▸ **Given exercise 1**
Summarize the draft on mapping citation co-occurrences in two sentences.
▸ **Given exercise 2**
Answer these questions on the draft on mapping citation co-occurrences:
(a) By roughly how many specific subjects have the documents been grouped?
(b) What does the parallel Kairos content management system use?
(c) Who enabled the experiments?

▸ **Extract provided**
——————

6 April 2015 | Draft

Mapping of Co-occurrences of Document Citations in Laetus-in-Praesens

Eliciting a coherent overview from a large set of interrelated documents

- / -


Introduction
Preliminary experiments in document relationship visualization
Comments relative to co-occurrences
Technical issues
Future developments under consideration
Preliminary test variants


Introduction

Over 2,000 articles and other documents are accessible on this Laetus-in-Praesens site. Some dating back to the 1960s. Many of the documents cite other documents on the site, resulting in a total of over 1,500 links from one to another. The documents cover a wide range of topics. They have been variously grouped by some 30 specific subjects.

The question of interest is the nature of any coherence characterizing this range of writings. One approach is to take advantage of the analysis of these documents for such links in the process of importing segmented versions of the documents into the parallel Kairos content management system (using Drupal).

The challenge is how to gain some sense of the interrelationships between the contents by exploiting the relatively new Data-Driven Document format (D3.js, or just D3). This is a JavaScript library for producing dynamic, interactive data visualizations in web browsers. It makes use of the widely implemented SVG, HTML5, and CSS standards. The links can of course be represented together using the Java script D3 approach . This was firat done experimentally in a series of preliminary experiments noted below

A more promising alternative is to analyze patterns of co-occurrence of citations and use these as a basis for generating maps with an integrative bias. The procedure is described below. The set of maps is accessible via any one of them. Two sets of maps have been created:

The second set of maps uses the same technique to the authors of the many off-site docuements cited within the documents on the Laetus-in-Praesens site. The aim isto elicit thepatterns of most-cited authors, namely the co-occurrences of authors in documents on that site. This offers the possibility of recognizing those authors most influential in the writings on the Laetus site.

The purpose of this page is to offer access to ongoing experiments using this technique, with indication of constraints. A notable constraint is the technical limitation of the author in exploiting the possibiities. A further interest is to compare the results with previous exercises using SVG. Many of these are accessible via a separate page, arising partly from work on the Encyclopedia of World Problems and Human Potential. The following experiments were enabled by Tomáš Fülöpp.

——————

▸ **Source excerpt**
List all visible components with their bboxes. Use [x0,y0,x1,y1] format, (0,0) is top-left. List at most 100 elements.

——————

▸ **Task result 1**
The Laetus-in-Praesens site holds over 2,000 documents that cite one another through more than 1,500 links, and the central question is what coherence characterizes this range of writings. The D3 JavaScript library is proposed for visualizing these interrelationships, with patterns of citation co-occurrence as a more promising basis for generating maps, including maps of the off-site authors most cited in the documents.

▸ **Task result 2**
(a) Some 30.
(b) Drupal.
(c) Tomáš Fülöpp.